[What you should do]
Copy each line that contains the word "arrow".

[Collected data entries]
|---|

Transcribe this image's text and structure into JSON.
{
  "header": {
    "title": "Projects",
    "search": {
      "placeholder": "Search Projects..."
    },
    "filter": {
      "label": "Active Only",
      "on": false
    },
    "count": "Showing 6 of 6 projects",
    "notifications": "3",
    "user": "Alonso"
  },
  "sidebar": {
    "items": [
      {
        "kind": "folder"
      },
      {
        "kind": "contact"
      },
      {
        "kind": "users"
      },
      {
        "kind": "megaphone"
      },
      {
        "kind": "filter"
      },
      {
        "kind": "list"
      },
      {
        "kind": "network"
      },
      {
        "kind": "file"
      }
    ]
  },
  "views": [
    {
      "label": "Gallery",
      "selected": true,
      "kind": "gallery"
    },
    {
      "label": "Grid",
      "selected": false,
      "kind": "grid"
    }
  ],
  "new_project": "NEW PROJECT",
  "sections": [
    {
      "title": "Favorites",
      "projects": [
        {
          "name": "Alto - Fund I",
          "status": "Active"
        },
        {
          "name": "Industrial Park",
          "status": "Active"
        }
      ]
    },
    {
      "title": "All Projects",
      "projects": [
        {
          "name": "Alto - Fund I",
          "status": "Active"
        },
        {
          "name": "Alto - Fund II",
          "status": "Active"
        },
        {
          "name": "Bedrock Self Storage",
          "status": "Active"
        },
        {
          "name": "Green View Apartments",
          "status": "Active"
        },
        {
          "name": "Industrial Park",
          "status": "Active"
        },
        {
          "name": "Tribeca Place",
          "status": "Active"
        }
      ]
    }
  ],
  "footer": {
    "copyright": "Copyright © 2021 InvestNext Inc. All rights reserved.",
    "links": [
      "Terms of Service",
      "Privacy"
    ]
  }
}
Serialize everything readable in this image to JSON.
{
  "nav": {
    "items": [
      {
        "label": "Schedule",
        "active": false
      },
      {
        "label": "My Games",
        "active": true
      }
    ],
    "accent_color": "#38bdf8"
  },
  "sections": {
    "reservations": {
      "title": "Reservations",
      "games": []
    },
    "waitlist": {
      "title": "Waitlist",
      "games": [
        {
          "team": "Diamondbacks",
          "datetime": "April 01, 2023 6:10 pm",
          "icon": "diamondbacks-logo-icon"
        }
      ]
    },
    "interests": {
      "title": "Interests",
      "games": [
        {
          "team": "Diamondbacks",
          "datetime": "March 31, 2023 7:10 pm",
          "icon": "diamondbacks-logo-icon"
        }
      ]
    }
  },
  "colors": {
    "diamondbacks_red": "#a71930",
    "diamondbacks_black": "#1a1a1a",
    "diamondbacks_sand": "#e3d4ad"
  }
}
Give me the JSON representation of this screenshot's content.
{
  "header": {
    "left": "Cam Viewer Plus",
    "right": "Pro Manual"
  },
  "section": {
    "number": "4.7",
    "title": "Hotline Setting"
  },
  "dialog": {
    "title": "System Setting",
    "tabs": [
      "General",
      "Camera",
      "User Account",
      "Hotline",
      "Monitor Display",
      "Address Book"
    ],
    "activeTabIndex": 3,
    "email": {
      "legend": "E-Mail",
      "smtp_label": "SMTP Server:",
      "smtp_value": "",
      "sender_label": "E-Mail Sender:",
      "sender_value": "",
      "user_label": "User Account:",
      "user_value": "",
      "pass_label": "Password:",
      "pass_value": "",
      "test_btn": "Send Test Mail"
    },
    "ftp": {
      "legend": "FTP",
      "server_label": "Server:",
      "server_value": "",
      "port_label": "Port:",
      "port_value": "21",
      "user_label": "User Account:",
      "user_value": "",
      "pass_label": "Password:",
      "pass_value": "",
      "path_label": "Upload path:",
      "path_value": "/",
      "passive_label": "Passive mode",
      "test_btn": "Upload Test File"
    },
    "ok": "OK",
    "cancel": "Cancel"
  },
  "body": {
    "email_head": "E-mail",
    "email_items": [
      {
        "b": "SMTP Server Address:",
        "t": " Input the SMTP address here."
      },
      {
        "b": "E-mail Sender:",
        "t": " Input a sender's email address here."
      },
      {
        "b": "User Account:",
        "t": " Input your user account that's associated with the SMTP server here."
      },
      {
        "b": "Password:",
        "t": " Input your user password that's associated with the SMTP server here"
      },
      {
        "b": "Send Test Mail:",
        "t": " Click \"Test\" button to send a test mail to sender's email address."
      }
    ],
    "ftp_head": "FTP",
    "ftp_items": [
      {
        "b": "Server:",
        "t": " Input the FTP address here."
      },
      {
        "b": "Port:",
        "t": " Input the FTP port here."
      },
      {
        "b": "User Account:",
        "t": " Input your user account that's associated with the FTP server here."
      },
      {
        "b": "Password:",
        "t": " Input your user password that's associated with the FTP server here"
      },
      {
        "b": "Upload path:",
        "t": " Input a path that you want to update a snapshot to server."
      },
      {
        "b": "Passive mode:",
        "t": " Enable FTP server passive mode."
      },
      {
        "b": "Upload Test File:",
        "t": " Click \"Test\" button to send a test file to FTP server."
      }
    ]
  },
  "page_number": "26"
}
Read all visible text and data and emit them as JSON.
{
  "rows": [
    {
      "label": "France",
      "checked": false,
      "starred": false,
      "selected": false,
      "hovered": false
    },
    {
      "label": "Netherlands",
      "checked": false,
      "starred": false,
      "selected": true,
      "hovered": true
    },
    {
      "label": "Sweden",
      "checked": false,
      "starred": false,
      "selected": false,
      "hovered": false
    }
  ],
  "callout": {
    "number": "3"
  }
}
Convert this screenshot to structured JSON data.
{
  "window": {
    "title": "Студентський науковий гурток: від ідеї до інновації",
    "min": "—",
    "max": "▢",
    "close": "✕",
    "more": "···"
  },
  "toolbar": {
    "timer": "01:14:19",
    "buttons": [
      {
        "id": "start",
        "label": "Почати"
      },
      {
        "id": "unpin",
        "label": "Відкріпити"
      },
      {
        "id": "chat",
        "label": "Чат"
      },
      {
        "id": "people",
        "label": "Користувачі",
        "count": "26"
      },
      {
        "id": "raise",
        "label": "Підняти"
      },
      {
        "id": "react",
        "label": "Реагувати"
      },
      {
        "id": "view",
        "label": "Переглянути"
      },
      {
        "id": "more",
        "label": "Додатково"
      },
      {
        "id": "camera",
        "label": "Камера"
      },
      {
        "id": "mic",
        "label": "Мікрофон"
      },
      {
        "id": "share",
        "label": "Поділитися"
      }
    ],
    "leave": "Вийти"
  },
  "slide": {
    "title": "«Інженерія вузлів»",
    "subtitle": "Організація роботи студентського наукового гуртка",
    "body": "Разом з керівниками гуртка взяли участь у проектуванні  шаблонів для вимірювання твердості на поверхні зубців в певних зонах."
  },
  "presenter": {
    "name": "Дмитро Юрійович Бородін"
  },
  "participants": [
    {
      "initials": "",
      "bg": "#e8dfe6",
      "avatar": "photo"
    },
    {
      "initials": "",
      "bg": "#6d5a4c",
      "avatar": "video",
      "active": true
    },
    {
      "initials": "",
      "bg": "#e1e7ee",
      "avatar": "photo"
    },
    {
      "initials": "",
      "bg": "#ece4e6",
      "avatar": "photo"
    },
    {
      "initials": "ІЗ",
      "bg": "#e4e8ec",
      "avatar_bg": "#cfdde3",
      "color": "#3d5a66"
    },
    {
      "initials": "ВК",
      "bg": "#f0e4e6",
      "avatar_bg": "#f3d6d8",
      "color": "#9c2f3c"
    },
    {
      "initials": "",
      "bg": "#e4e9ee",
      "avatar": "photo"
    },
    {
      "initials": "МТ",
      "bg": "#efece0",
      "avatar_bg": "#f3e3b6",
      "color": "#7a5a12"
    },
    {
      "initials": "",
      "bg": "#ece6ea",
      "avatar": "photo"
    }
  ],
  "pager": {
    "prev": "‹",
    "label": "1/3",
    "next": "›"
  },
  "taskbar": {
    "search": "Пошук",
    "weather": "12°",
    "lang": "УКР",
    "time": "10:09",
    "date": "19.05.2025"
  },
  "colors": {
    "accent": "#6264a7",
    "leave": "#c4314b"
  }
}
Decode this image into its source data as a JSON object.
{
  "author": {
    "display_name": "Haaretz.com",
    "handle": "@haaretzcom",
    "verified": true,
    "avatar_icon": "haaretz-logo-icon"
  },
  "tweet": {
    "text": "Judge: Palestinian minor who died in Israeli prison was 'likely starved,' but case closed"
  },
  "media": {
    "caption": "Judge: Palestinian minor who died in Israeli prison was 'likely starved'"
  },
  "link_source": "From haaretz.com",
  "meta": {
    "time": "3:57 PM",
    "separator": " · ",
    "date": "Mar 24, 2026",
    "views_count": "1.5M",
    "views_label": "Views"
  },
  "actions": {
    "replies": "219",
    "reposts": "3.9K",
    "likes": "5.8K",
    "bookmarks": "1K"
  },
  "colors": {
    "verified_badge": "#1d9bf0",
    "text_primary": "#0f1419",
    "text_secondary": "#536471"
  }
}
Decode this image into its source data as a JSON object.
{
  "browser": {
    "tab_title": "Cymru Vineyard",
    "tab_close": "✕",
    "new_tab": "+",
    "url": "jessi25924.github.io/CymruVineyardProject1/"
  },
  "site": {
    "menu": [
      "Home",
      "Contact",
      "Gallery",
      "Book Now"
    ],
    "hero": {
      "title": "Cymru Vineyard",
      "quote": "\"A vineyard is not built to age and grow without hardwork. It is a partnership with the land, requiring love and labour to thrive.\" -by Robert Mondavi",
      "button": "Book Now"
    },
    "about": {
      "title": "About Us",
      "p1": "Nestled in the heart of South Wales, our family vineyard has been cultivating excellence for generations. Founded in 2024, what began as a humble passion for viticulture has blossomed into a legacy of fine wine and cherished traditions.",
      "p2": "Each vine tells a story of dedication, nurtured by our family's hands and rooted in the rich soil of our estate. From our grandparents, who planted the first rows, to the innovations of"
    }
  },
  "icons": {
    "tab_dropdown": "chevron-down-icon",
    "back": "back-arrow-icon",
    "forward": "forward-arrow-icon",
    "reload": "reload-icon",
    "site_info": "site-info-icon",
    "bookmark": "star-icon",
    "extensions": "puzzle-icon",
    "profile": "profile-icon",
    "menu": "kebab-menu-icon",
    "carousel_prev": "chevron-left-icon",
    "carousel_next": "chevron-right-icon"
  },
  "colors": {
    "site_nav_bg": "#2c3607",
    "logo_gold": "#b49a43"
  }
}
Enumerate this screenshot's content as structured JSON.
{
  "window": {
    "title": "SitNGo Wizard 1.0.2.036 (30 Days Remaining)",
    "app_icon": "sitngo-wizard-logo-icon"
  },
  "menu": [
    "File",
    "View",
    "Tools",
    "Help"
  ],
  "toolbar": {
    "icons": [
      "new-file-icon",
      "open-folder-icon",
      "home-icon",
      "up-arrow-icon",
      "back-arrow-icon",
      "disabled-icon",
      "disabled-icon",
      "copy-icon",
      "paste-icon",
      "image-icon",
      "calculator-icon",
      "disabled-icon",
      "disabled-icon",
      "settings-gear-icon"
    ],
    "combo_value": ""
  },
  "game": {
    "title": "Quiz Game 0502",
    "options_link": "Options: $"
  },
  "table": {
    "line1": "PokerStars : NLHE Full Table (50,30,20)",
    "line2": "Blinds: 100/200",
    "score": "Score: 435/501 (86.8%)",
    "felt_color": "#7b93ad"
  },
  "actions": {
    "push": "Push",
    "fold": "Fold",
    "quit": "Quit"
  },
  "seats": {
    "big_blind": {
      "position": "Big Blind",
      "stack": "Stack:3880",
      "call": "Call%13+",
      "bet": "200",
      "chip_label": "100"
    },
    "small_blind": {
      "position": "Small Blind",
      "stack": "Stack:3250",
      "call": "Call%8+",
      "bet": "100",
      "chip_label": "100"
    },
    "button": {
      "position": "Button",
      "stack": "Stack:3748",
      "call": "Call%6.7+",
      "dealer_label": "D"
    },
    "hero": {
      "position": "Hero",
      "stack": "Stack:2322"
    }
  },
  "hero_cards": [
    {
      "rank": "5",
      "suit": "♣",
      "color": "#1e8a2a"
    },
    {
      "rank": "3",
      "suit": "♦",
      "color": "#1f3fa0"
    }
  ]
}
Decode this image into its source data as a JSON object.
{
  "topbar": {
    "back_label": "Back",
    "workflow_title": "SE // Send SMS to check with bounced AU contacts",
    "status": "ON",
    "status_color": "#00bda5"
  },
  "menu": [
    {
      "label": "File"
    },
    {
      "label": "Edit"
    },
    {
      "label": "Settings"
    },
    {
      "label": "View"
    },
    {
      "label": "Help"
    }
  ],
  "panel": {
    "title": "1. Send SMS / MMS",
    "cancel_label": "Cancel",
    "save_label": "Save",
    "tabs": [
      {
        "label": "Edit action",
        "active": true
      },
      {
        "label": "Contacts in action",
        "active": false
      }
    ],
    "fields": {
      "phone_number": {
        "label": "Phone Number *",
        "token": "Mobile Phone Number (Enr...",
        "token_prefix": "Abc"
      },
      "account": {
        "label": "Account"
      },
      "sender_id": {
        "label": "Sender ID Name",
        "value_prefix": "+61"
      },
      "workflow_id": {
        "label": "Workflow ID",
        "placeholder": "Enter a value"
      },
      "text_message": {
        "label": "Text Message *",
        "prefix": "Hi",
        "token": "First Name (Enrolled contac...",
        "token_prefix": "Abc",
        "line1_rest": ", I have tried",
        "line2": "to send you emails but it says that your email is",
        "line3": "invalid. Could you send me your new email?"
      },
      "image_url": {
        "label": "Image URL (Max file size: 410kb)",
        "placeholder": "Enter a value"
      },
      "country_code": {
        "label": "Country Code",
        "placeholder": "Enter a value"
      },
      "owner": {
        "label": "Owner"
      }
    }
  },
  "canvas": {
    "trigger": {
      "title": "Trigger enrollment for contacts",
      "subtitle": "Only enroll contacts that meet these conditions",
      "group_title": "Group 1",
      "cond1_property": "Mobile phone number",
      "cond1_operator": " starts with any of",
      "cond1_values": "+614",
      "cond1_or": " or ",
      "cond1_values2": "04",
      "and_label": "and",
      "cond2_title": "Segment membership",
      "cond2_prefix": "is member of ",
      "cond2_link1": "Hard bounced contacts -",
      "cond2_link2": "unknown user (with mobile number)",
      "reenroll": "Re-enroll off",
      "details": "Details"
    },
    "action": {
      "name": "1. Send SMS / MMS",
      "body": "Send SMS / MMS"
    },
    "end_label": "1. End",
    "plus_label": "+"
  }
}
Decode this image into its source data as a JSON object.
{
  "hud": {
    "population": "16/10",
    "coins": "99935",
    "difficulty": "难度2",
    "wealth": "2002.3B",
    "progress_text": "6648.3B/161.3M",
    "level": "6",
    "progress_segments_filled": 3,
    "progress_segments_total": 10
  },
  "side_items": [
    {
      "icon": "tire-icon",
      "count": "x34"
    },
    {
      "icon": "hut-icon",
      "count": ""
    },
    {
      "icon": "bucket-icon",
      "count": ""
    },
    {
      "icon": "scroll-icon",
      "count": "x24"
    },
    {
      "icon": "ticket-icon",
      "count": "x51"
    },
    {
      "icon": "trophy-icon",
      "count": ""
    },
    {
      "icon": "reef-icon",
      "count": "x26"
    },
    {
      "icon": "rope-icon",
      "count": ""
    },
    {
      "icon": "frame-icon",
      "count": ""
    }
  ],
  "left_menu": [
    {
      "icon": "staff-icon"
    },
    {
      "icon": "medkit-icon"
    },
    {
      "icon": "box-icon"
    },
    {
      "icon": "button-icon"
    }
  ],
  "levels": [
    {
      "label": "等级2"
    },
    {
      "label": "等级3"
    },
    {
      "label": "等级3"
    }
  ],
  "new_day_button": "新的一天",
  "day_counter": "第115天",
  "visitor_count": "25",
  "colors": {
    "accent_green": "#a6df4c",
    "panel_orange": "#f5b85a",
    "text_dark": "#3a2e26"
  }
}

|---|

[Task response]
    "back": "back-arrow-icon",
    "forward": "forward-arrow-icon",
      "up-arrow-icon",
      "back-arrow-icon",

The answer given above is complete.